● WORK TO DO
Please copy the records exactly, from the first line up to and including the line with "road-line — [199, 139, 521, 251]".

● EXCERPTED RECORDS

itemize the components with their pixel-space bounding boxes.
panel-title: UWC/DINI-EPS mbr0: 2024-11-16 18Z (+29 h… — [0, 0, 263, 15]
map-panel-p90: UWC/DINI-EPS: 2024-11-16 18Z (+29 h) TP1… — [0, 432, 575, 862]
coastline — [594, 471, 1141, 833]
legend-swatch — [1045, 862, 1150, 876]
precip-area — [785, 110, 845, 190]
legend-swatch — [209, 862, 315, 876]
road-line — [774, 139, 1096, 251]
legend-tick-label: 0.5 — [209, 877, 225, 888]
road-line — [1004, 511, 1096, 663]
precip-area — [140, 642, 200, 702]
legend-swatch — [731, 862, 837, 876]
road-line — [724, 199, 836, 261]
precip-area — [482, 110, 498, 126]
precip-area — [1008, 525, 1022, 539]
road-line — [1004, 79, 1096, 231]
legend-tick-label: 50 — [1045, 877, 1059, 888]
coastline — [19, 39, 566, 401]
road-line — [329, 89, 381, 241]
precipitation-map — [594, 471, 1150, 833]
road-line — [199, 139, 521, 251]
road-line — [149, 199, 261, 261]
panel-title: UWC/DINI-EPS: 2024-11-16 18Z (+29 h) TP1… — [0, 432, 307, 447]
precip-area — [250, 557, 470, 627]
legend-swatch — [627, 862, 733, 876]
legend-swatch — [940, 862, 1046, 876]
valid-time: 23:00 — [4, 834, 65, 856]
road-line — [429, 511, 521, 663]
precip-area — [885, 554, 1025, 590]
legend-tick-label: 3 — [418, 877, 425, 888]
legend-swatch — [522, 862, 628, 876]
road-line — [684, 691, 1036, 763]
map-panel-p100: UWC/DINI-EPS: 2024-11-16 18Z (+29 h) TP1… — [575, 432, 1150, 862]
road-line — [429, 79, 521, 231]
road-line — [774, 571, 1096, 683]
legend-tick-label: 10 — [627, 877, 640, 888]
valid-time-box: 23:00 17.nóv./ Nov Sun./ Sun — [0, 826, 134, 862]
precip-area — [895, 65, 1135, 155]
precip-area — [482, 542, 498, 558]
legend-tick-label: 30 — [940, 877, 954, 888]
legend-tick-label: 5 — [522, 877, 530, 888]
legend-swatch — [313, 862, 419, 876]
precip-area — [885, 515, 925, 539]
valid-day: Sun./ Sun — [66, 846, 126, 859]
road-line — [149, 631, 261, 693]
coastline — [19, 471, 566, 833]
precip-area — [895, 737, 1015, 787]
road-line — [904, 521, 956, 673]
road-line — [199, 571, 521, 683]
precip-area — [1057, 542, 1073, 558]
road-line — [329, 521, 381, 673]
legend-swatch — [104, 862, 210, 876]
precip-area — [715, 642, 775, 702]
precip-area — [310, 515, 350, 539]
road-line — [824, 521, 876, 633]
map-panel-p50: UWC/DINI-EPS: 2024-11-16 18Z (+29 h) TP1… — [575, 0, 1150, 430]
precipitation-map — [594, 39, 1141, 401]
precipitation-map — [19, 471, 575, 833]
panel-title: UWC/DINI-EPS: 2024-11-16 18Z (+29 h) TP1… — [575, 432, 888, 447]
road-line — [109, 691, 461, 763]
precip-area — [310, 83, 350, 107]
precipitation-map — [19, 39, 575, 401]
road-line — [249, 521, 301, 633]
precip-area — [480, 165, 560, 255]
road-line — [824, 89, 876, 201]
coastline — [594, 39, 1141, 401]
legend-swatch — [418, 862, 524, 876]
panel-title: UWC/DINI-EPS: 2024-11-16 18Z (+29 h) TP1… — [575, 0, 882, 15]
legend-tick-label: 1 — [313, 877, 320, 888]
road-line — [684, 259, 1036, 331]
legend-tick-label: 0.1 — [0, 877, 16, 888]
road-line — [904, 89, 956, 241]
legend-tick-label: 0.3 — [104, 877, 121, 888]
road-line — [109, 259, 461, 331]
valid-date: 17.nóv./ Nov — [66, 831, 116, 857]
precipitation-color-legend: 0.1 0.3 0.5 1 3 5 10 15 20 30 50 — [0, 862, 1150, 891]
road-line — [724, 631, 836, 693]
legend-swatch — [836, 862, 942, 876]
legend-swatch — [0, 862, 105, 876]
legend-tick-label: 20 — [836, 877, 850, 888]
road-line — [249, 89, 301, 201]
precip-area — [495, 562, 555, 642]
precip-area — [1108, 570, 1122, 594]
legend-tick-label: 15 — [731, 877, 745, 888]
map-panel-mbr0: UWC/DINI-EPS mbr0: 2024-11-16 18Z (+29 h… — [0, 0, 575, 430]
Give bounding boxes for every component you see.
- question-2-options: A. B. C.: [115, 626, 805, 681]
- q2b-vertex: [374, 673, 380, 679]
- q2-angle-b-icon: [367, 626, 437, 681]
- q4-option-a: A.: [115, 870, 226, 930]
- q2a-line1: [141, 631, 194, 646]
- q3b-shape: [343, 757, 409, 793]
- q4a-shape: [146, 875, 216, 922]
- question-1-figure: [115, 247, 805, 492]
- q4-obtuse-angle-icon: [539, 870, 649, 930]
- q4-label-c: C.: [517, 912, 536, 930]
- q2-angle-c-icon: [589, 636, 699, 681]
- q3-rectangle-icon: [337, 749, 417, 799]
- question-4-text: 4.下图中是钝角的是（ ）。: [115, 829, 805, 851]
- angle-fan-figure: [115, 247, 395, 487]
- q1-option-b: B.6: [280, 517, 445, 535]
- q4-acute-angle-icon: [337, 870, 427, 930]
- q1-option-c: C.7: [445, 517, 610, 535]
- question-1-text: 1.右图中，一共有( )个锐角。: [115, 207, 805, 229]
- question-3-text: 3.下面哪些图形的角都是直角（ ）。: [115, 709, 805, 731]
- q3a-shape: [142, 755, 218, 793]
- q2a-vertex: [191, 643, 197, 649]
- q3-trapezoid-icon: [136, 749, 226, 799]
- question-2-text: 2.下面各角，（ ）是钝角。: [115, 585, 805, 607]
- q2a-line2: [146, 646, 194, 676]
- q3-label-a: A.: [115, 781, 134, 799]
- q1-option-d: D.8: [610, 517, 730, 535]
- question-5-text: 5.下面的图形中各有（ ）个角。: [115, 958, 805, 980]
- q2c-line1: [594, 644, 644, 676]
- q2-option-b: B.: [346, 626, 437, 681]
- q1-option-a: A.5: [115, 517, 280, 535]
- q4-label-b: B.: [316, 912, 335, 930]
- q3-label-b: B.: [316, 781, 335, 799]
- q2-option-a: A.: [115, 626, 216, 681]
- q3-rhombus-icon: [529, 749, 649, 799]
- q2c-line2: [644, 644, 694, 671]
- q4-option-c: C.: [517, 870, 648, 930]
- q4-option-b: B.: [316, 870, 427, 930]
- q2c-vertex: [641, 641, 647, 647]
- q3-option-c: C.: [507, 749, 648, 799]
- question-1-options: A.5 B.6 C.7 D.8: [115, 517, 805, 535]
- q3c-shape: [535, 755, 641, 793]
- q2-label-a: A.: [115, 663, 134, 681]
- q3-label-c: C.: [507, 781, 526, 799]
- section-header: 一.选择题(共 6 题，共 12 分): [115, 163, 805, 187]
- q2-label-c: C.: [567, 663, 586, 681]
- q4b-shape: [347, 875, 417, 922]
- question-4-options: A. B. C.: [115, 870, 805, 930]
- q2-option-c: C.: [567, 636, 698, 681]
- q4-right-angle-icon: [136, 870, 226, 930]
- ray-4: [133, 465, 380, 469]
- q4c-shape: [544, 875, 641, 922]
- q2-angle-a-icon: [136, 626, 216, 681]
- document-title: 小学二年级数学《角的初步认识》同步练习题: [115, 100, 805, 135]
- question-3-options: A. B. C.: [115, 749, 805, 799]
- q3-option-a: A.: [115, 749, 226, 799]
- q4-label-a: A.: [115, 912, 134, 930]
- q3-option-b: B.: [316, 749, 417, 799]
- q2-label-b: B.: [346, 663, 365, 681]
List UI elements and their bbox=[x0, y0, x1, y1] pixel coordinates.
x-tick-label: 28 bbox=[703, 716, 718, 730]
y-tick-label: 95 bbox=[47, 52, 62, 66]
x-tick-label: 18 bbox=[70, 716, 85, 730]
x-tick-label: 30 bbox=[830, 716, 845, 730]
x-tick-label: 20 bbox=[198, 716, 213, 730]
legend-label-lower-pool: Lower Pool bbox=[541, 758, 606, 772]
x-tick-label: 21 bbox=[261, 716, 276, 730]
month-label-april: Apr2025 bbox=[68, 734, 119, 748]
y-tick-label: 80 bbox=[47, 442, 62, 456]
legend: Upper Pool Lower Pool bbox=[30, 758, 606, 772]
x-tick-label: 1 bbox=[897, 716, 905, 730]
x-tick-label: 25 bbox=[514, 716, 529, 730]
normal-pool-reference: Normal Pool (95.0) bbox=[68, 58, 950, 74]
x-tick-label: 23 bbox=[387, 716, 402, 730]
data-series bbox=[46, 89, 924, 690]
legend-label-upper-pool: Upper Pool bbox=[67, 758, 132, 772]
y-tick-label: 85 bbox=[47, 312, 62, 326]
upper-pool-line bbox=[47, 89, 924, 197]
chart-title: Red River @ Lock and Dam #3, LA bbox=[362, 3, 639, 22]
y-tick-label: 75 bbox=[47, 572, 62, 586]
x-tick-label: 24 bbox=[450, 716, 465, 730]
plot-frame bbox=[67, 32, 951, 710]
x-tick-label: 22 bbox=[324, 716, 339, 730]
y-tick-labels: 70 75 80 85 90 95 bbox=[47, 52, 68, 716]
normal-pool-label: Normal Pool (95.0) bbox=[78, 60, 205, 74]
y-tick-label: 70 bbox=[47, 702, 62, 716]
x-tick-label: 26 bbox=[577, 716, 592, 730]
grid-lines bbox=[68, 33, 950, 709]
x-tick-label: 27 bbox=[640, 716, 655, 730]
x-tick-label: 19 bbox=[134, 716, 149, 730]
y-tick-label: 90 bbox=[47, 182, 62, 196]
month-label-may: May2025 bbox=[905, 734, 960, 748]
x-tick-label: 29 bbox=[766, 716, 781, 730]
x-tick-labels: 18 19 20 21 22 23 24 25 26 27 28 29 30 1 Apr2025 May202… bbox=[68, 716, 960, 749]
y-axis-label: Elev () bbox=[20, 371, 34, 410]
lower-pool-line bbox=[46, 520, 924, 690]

● ANSWER TO THIS EXERCISE
itemize the components with their pixel-space bounding boxes.
panel-title: UWC/DINI-EPS mbr0: 2024-11-16 18Z (+29 h… — [0, 0, 263, 15]
map-panel-p90: UWC/DINI-EPS: 2024-11-16 18Z (+29 h) TP1… — [0, 432, 575, 862]
coastline — [594, 471, 1141, 833]
legend-swatch — [1045, 862, 1150, 876]
precip-area — [785, 110, 845, 190]
legend-swatch — [209, 862, 315, 876]
road-line — [774, 139, 1096, 251]
legend-tick-label: 0.5 — [209, 877, 225, 888]
road-line — [1004, 511, 1096, 663]
precip-area — [140, 642, 200, 702]
legend-swatch — [731, 862, 837, 876]
road-line — [724, 199, 836, 261]
precip-area — [482, 110, 498, 126]
precip-area — [1008, 525, 1022, 539]
road-line — [1004, 79, 1096, 231]
legend-tick-label: 50 — [1045, 877, 1059, 888]
coastline — [19, 39, 566, 401]
road-line — [329, 89, 381, 241]
precipitation-map — [594, 471, 1150, 833]
road-line — [199, 139, 521, 251]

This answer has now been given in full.